Repeat exactly each line of the data provided below.

Data entries:
***
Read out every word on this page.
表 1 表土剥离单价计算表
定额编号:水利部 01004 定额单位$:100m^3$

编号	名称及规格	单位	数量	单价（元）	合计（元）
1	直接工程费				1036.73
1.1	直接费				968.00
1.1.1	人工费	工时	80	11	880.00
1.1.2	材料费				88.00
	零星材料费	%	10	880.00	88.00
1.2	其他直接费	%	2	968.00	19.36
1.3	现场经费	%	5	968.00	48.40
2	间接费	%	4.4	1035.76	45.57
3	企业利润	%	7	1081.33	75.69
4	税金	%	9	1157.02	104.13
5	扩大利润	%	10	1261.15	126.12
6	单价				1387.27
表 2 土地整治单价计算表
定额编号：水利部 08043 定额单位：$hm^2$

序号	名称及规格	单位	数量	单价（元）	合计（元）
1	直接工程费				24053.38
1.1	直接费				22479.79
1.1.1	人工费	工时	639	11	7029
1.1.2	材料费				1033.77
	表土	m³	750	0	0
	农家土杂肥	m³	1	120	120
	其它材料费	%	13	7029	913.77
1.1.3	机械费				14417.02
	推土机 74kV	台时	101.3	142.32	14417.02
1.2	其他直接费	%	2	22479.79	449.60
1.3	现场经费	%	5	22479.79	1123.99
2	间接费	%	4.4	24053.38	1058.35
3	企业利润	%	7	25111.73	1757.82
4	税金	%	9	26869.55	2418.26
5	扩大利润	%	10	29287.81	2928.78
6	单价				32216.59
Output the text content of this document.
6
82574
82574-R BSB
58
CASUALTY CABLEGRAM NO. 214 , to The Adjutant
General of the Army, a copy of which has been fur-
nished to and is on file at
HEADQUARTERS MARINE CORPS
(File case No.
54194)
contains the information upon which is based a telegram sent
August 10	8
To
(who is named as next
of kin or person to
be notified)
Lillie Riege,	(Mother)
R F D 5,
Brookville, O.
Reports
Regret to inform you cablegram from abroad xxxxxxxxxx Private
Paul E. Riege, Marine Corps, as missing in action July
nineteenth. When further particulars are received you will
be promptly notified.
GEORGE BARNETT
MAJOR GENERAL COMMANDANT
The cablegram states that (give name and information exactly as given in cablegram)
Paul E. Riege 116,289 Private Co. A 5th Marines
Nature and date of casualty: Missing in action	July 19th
***
**SOLUTION**
Read out every word on this page.
表 1 表土剥离单价计算表
定额编号:水利部 01004 定额单位$:100m^3$

编号	名称及规格	单位	数量	单价（元）	合计（元）
1	直接工程费				1036.73
1.1	直接费				968.00
1.1.1	人工费	工时	80	11	880.00
1.1.2	材料费				88.00
	零星材料费	%	10	880.00	88.00
1.2	其他直接费	%	2	968.00	19.36
1.3	现场经费	%	5	968.00	48.40
2	间接费	%	4.4	1035.76	45.57
3	企业利润	%	7	1081.33	75.69
4	税金	%	9	1157.02	104.13
5	扩大利润	%	10	1261.15	126.12
6	单价				1387.27
表 2 土地整治单价计算表
定额编号：水利部 08043 定额单位：$hm^2$

序号	名称及规格	单位	数量	单价（元）	合计（元）
1	直接工程费				24053.38
1.1	直接费				22479.79
1.1.1	人工费	工时	639	11	7029
1.1.2	材料费				1033.77
	表土	m³	750	0	0
	农家土杂肥	m³	1	120	120
	其它材料费	%	13	7029	913.77
1.1.3	机械费				14417.02
	推土机 74kV	台时	101.3	142.32	14417.02
1.2	其他直接费	%	2	22479.79	449.60
1.3	现场经费	%	5	22479.79	1123.99
2	间接费	%	4.4	24053.38	1058.35
3	企业利润	%	7	25111.73	1757.82
4	税金	%	9	26869.55	2418.26
5	扩大利润	%	10	29287.81	2928.78
6	单价				32216.59
Output the text content of this document.
6
82574
82574-R BSB
58
CASUALTY CABLEGRAM NO. 214 , to The Adjutant
General of the Army, a copy of which has been fur-
nished to and is on file at
HEADQUARTERS MARINE CORPS
(File case No.
54194)
contains the information upon which is based a telegram sent
August 10	8
To
(who is named as next
of kin or person to
be notified)
Lillie Riege,	(Mother)
R F D 5,
Brookville, O.
Reports
Regret to inform you cablegram from abroad xxxxxxxxxx Private
Paul E. Riege, Marine Corps, as missing in action July
nineteenth. When further particulars are received you will
be promptly notified.
GEORGE BARNETT
MAJOR GENERAL COMMANDANT
The cablegram states that (give name and information exactly as given in cablegram)
Paul E. Riege 116,289 Private Co. A 5th Marines
Nature and date of casualty: Missing in action	July 19th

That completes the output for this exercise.